--- start of Data shown ---

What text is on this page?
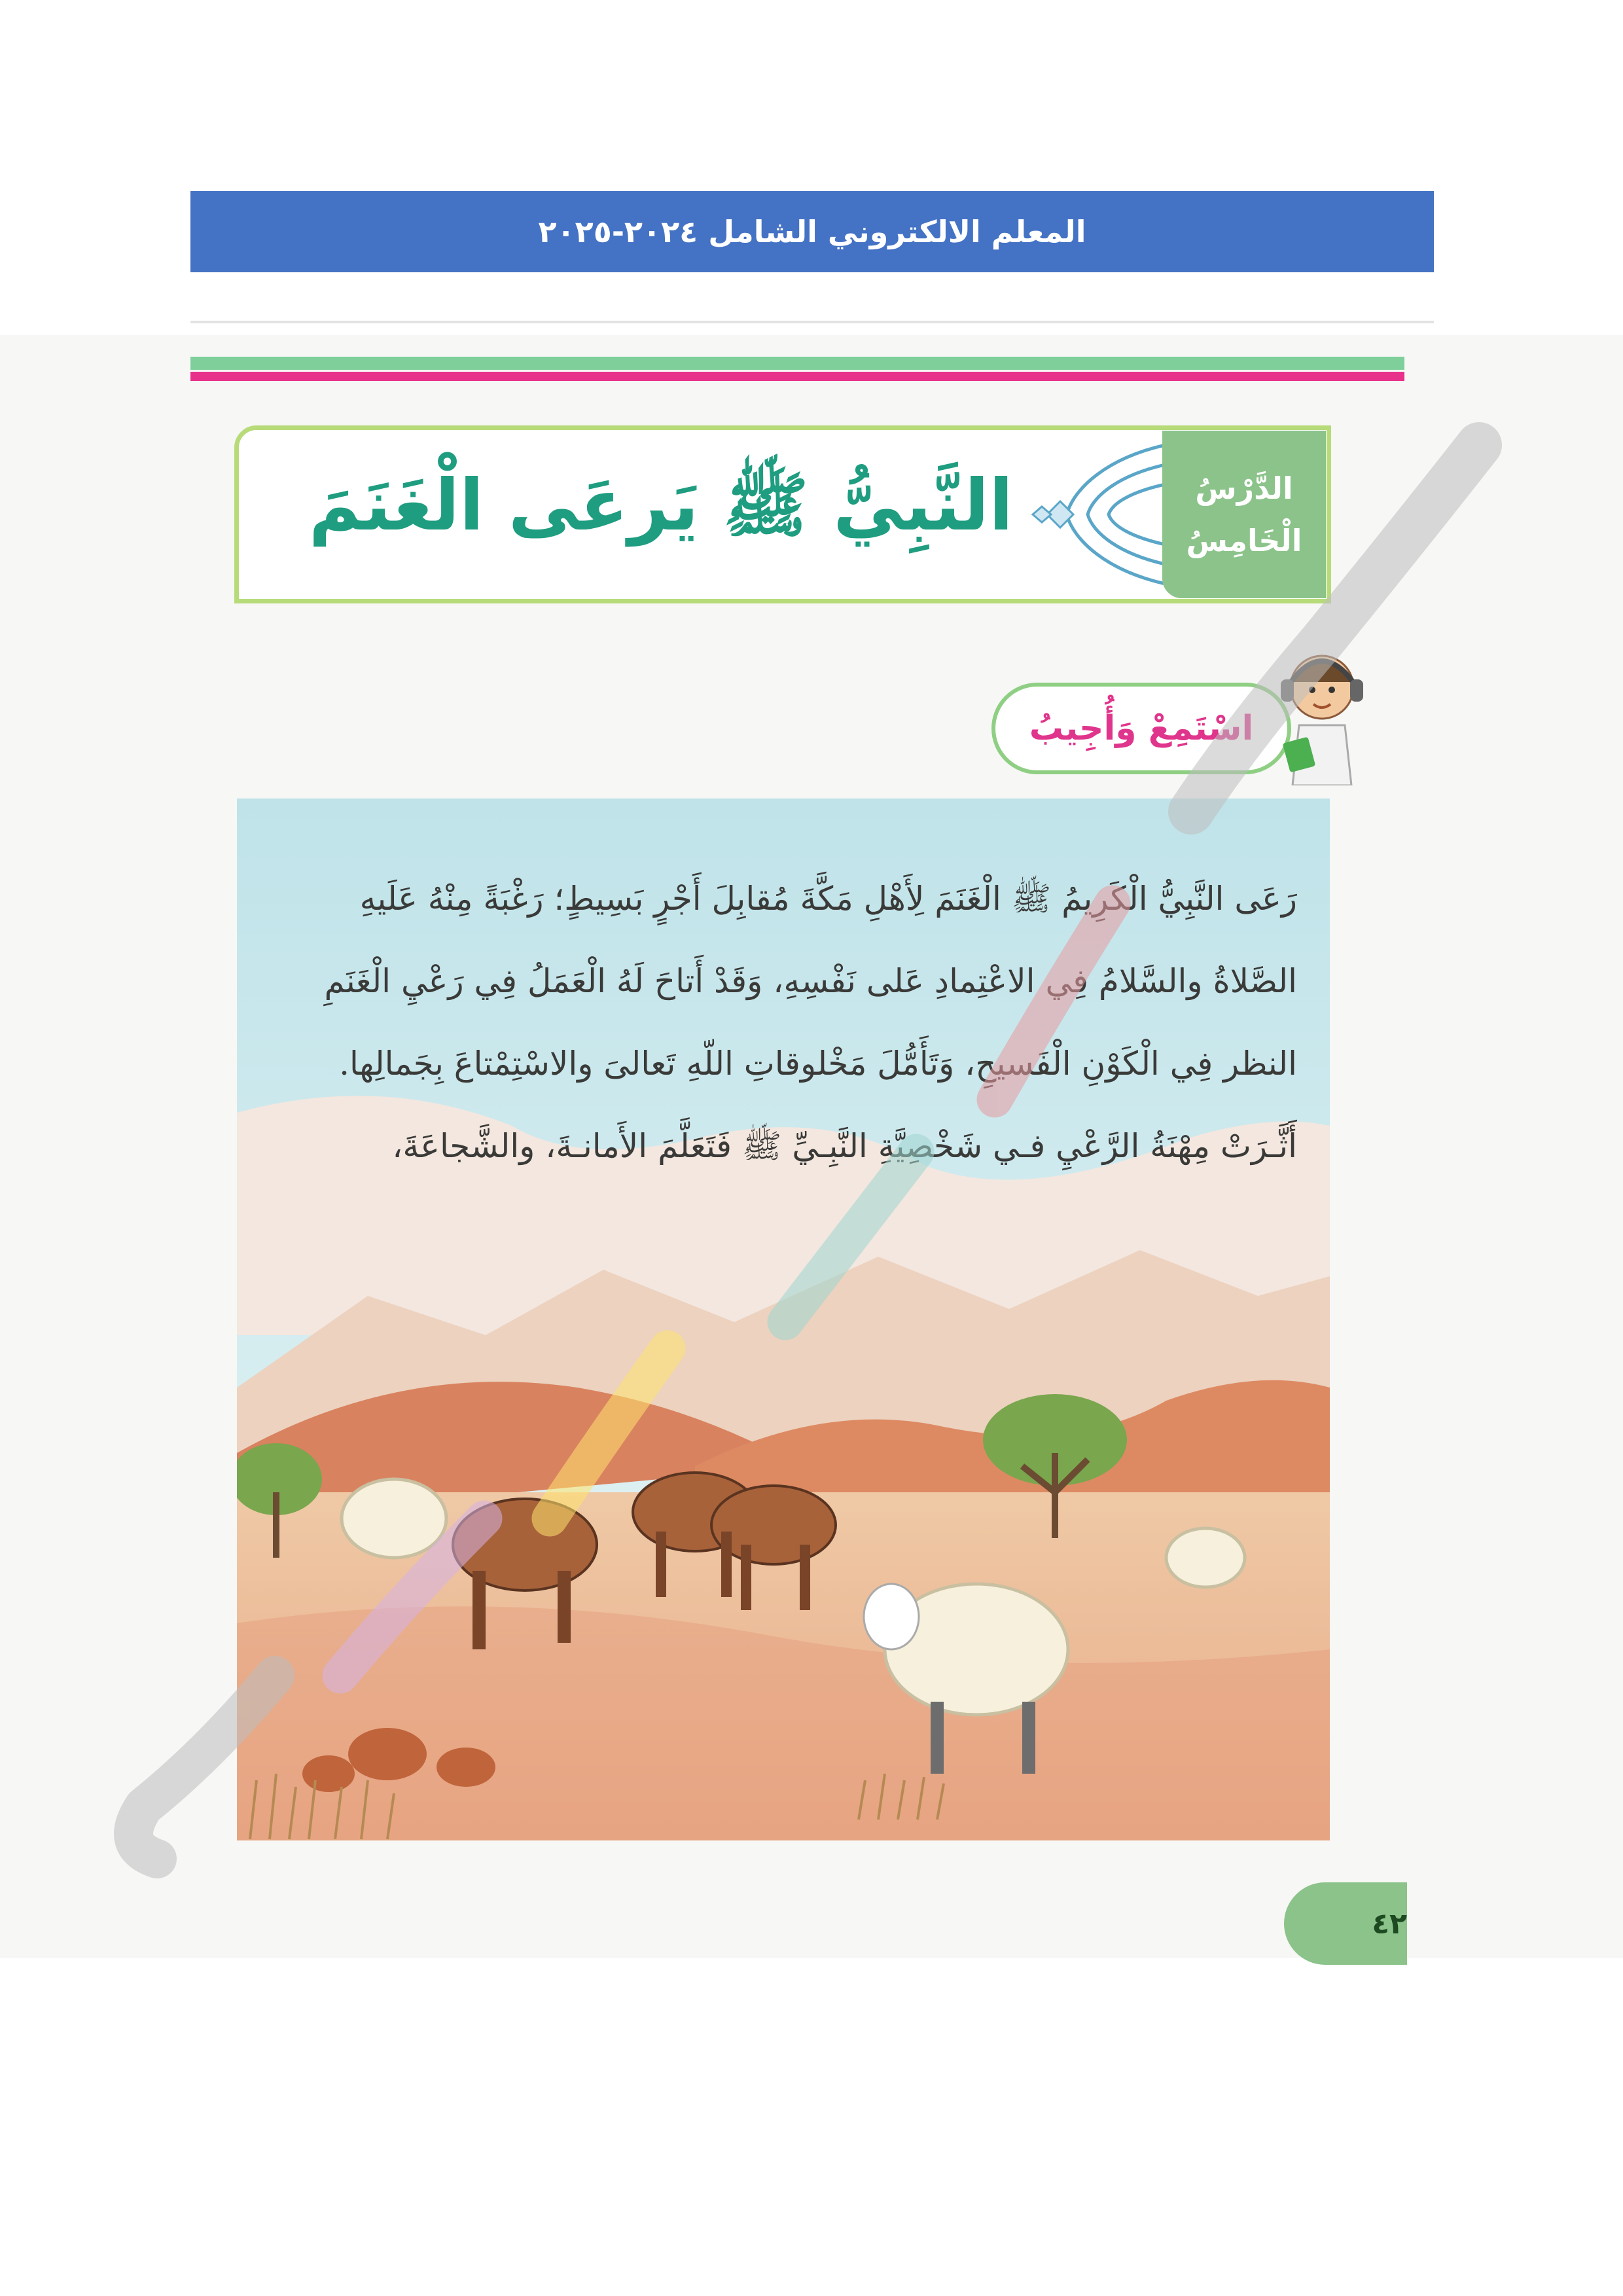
المعلم الالكتروني الشامل ٢٠٢٤-٢٠٢٥
النَّبِيُّ ﷺ يَرعَى الْغَنَمَ	الدَّرْسُ
الْخَامِسُ
اسْتَمِعْ وَأُجِيبُ
رَعَى النَّبِيُّ الْكَرِيمُ ﷺ الْغَنَمَ لِأَهْلِ مَكَّةَ مُقابِلَ أَجْرٍ بَسِيطٍ؛ رَغْبَةً مِنْهُ عَلَيهِ
الصَّلاةُ والسَّلامُ فِي الاعْتِمادِ عَلى نَفْسِهِ، وَقَدْ أَتاحَ لَهُ الْعَمَلُ فِي رَعْيِ الْغَنَمِ
النظر فِي الْكَوْنِ الْفَسيحِ، وَتَأَمُّلَ مَخْلوقاتِ اللّهِ تَعالىَ والاسْتِمْتاعَ بِجَمالِها.
أَثَّـرَتْ مِهْنَةُ الرَّعْيِ فـي شَخْصِيَّةِ النَّبِـيِّ ﷺ فَتَعَلَّمَ الأَمانـةَ، والشَّجاعَةَ،
٤٢
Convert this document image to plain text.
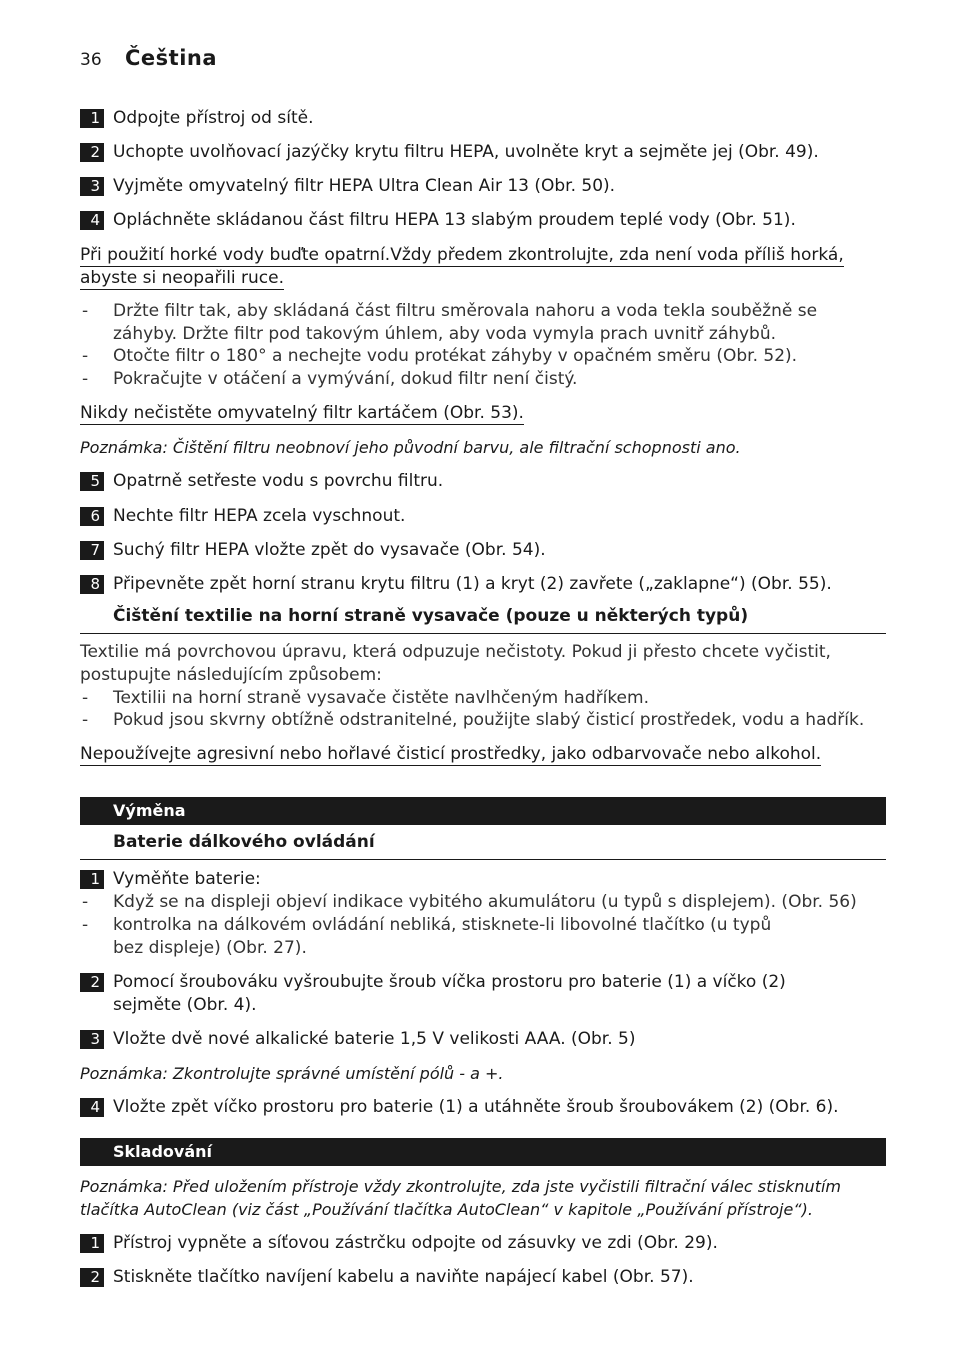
36 Čeština
1 Odpojte přístroj od sítě.
2 Uchopte uvolňovací jazýčky krytu filtru HEPA, uvolněte kryt a sejměte jej (Obr. 49).
3 Vyjměte omyvatelný filtr HEPA Ultra Clean Air 13 (Obr. 50).
4 Opláchněte skládanou část filtru HEPA 13 slabým proudem teplé vody (Obr. 51).
Při použití horké vody buďte opatrní.Vždy předem zkontrolujte, zda není voda příliš horká,
abyste si neopařili ruce.
- Držte filtr tak, aby skládaná část filtru směrovala nahoru a voda tekla souběžně se záhyby. Držte filtr pod takovým úhlem, aby voda vymyla prach uvnitř záhybů.
- Otočte filtr o 180° a nechejte vodu protékat záhyby v opačném směru (Obr. 52).
- Pokračujte v otáčení a vymývání, dokud filtr není čistý.
Nikdy nečistěte omyvatelný filtr kartáčem (Obr. 53).
Poznámka: Čištění filtru neobnoví jeho původní barvu, ale filtrační schopnosti ano.
5 Opatrně setřeste vodu s povrchu filtru.
6 Nechte filtr HEPA zcela vyschnout.
7 Suchý filtr HEPA vložte zpět do vysavače (Obr. 54).
8 Připevněte zpět horní stranu krytu filtru (1) a kryt (2) zavřete („zaklapne“) (Obr. 55).
Čištění textilie na horní straně vysavače (pouze u některých typů)
Textilie má povrchovou úpravu, která odpuzuje nečistoty. Pokud ji přesto chcete vyčistit, postupujte následujícím způsobem:
- Textilii na horní straně vysavače čistěte navlhčeným hadříkem.
- Pokud jsou skvrny obtížně odstranitelné, použijte slabý čisticí prostředek, vodu a hadřík.
Nepoužívejte agresivní nebo hořlavé čisticí prostředky, jako odbarvovače nebo alkohol.
Výměna
Baterie dálkového ovládání
1 Vyměňte baterie:
- Když se na displeji objeví indikace vybitého akumulátoru (u typů s displejem). (Obr. 56)
- kontrolka na dálkovém ovládání nebliká, stisknete-li libovolné tlačítko (u typů bez displeje) (Obr. 27).
2 Pomocí šroubováku vyšroubujte šroub víčka prostoru pro baterie (1) a víčko (2) sejměte (Obr. 4).
3 Vložte dvě nové alkalické baterie 1,5 V velikosti AAA. (Obr. 5)
Poznámka: Zkontrolujte správné umístění pólů - a +.
4 Vložte zpět víčko prostoru pro baterie (1) a utáhněte šroub šroubovákem (2) (Obr. 6).
Skladování
Poznámka: Před uložením přístroje vždy zkontrolujte, zda jste vyčistili filtrační válec stisknutím tlačítka AutoClean (viz část „Používání tlačítka AutoClean“ v kapitole „Používání přístroje“).
1 Přístroj vypněte a síťovou zástrčku odpojte od zásuvky ve zdi (Obr. 29).
2 Stiskněte tlačítko navíjení kabelu a naviňte napájecí kabel (Obr. 57).
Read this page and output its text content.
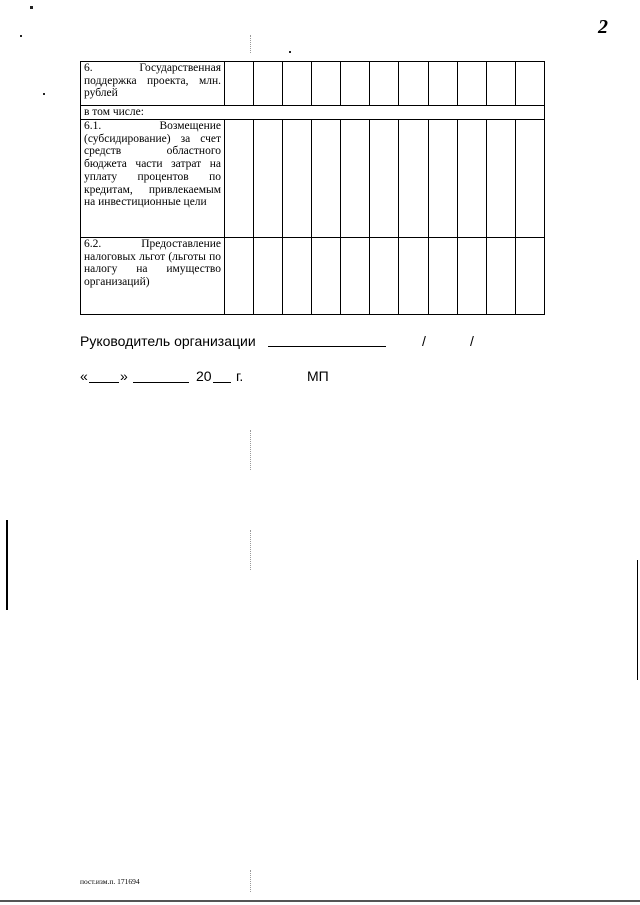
2
6. Государственная поддержка проекта, млн. рублей											
в том числе:											
6.1. Возмещение (субсидирование) за счет средств областного бюджета части затрат на уплату процентов по кредитам, привлекаемым на инвестиционные цели											
6.2. Предоставление налоговых льгот (льготы по налогу на имущество организаций)											
Руководитель организации	/	/
« »	20 г.	МП
пост.изм.п. 171694
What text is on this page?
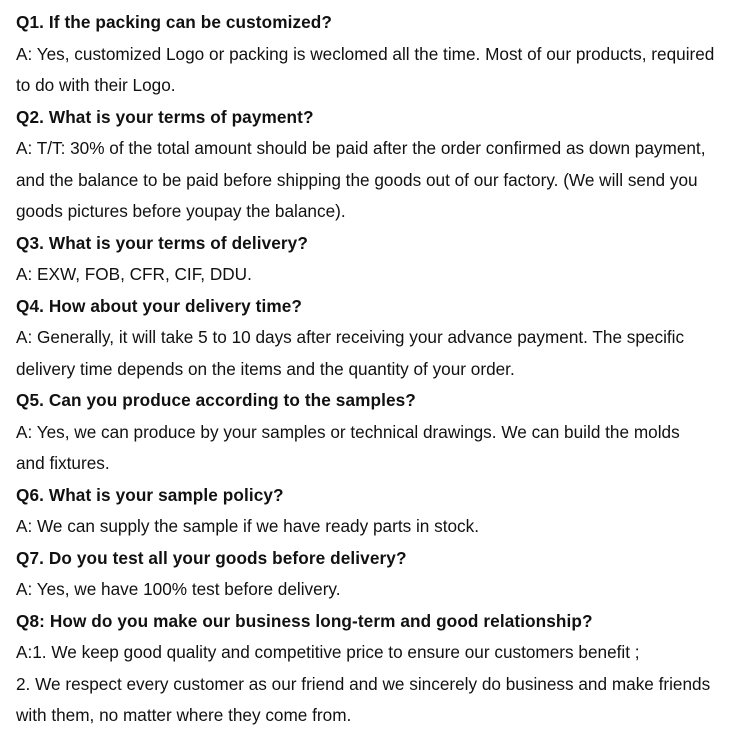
Q1. If the packing can be customized?
A: Yes, customized Logo or packing is weclomed all the time. Most of our products, required
to do with their Logo.
Q2. What is your terms of payment?
A: T/T: 30% of the total amount should be paid after the order confirmed as down payment,
and the balance to be paid before shipping the goods out of our factory. (We will send you
goods pictures before youpay the balance).
Q3. What is your terms of delivery?
A: EXW, FOB, CFR, CIF, DDU.
Q4. How about your delivery time?
A: Generally, it will take 5 to 10 days after receiving your advance payment. The specific
delivery time depends on the items and the quantity of your order.
Q5. Can you produce according to the samples?
A: Yes, we can produce by your samples or technical drawings. We can build the molds
and fixtures.
Q6. What is your sample policy?
A: We can supply the sample if we have ready parts in stock.
Q7. Do you test all your goods before delivery?
A: Yes, we have 100% test before delivery.
Q8: How do you make our business long-term and good relationship?
A:1. We keep good quality and competitive price to ensure our customers benefit ;
2. We respect every customer as our friend and we sincerely do business and make friends
with them, no matter where they come from.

--- end of Data shown ---

Problem statement
Every entry above is to be set down exactly; the pictures are to be left out.

Result for this task
What text is on this page?
المعلم الالكتروني الشامل ٢٠٢٤-٢٠٢٥
النَّبِيُّ ﷺ يَرعَى الْغَنَمَ	الدَّرْسُ
الْخَامِسُ
اسْتَمِعْ وَأُجِيبُ
رَعَى النَّبِيُّ الْكَرِيمُ ﷺ الْغَنَمَ لِأَهْلِ مَكَّةَ مُقابِلَ أَجْرٍ بَسِيطٍ؛ رَغْبَةً مِنْهُ عَلَيهِ
الصَّلاةُ والسَّلامُ فِي الاعْتِمادِ عَلى نَفْسِهِ، وَقَدْ أَتاحَ لَهُ الْعَمَلُ فِي رَعْيِ الْغَنَمِ
النظر فِي الْكَوْنِ الْفَسيحِ، وَتَأَمُّلَ مَخْلوقاتِ اللّهِ تَعالىَ والاسْتِمْتاعَ بِجَمالِها.
أَثَّـرَتْ مِهْنَةُ الرَّعْيِ فـي شَخْصِيَّةِ النَّبِـيِّ ﷺ فَتَعَلَّمَ الأَمانـةَ، والشَّجاعَةَ،
٤٢
Convert this document image to plain text.
36 Čeština
1 Odpojte přístroj od sítě.
2 Uchopte uvolňovací jazýčky krytu filtru HEPA, uvolněte kryt a sejměte jej (Obr. 49).
3 Vyjměte omyvatelný filtr HEPA Ultra Clean Air 13 (Obr. 50).
4 Opláchněte skládanou část filtru HEPA 13 slabým proudem teplé vody (Obr. 51).
Při použití horké vody buďte opatrní.Vždy předem zkontrolujte, zda není voda příliš horká,
abyste si neopařili ruce.
- Držte filtr tak, aby skládaná část filtru směrovala nahoru a voda tekla souběžně se záhyby. Držte filtr pod takovým úhlem, aby voda vymyla prach uvnitř záhybů.
- Otočte filtr o 180° a nechejte vodu protékat záhyby v opačném směru (Obr. 52).
- Pokračujte v otáčení a vymývání, dokud filtr není čistý.
Nikdy nečistěte omyvatelný filtr kartáčem (Obr. 53).
Poznámka: Čištění filtru neobnoví jeho původní barvu, ale filtrační schopnosti ano.
5 Opatrně setřeste vodu s povrchu filtru.
6 Nechte filtr HEPA zcela vyschnout.
7 Suchý filtr HEPA vložte zpět do vysavače (Obr. 54).
8 Připevněte zpět horní stranu krytu filtru (1) a kryt (2) zavřete („zaklapne“) (Obr. 55).
Čištění textilie na horní straně vysavače (pouze u některých typů)
Textilie má povrchovou úpravu, která odpuzuje nečistoty. Pokud ji přesto chcete vyčistit, postupujte následujícím způsobem:
- Textilii na horní straně vysavače čistěte navlhčeným hadříkem.
- Pokud jsou skvrny obtížně odstranitelné, použijte slabý čisticí prostředek, vodu a hadřík.
Nepoužívejte agresivní nebo hořlavé čisticí prostředky, jako odbarvovače nebo alkohol.
Výměna
Baterie dálkového ovládání
1 Vyměňte baterie:
- Když se na displeji objeví indikace vybitého akumulátoru (u typů s displejem). (Obr. 56)
- kontrolka na dálkovém ovládání nebliká, stisknete-li libovolné tlačítko (u typů bez displeje) (Obr. 27).
2 Pomocí šroubováku vyšroubujte šroub víčka prostoru pro baterie (1) a víčko (2) sejměte (Obr. 4).
3 Vložte dvě nové alkalické baterie 1,5 V velikosti AAA. (Obr. 5)
Poznámka: Zkontrolujte správné umístění pólů - a +.
4 Vložte zpět víčko prostoru pro baterie (1) a utáhněte šroub šroubovákem (2) (Obr. 6).
Skladování
Poznámka: Před uložením přístroje vždy zkontrolujte, zda jste vyčistili filtrační válec stisknutím tlačítka AutoClean (viz část „Používání tlačítka AutoClean“ v kapitole „Používání přístroje“).
1 Přístroj vypněte a síťovou zástrčku odpojte od zásuvky ve zdi (Obr. 29).
2 Stiskněte tlačítko navíjení kabelu a naviňte napájecí kabel (Obr. 57).
Read this page and output its text content.
2
6. Государственная поддержка проекта, млн. рублей											
в том числе:											
6.1. Возмещение (субсидирование) за счет средств областного бюджета части затрат на уплату процентов по кредитам, привлекаемым на инвестиционные цели											
6.2. Предоставление налоговых льгот (льготы по налогу на имущество организаций)											
Руководитель организации	/	/
« »	20 г.	МП
пост.изм.п. 171694
What text is on this page?
Q1. If the packing can be customized?
A: Yes, customized Logo or packing is weclomed all the time. Most of our products, required
to do with their Logo.
Q2. What is your terms of payment?
A: T/T: 30% of the total amount should be paid after the order confirmed as down payment,
and the balance to be paid before shipping the goods out of our factory. (We will send you
goods pictures before youpay the balance).
Q3. What is your terms of delivery?
A: EXW, FOB, CFR, CIF, DDU.
Q4. How about your delivery time?
A: Generally, it will take 5 to 10 days after receiving your advance payment. The specific
delivery time depends on the items and the quantity of your order.
Q5. Can you produce according to the samples?
A: Yes, we can produce by your samples or technical drawings. We can build the molds
and fixtures.
Q6. What is your sample policy?
A: We can supply the sample if we have ready parts in stock.
Q7. Do you test all your goods before delivery?
A: Yes, we have 100% test before delivery.
Q8: How do you make our business long-term and good relationship?
A:1. We keep good quality and competitive price to ensure our customers benefit ;
2. We respect every customer as our friend and we sincerely do business and make friends
with them, no matter where they come from.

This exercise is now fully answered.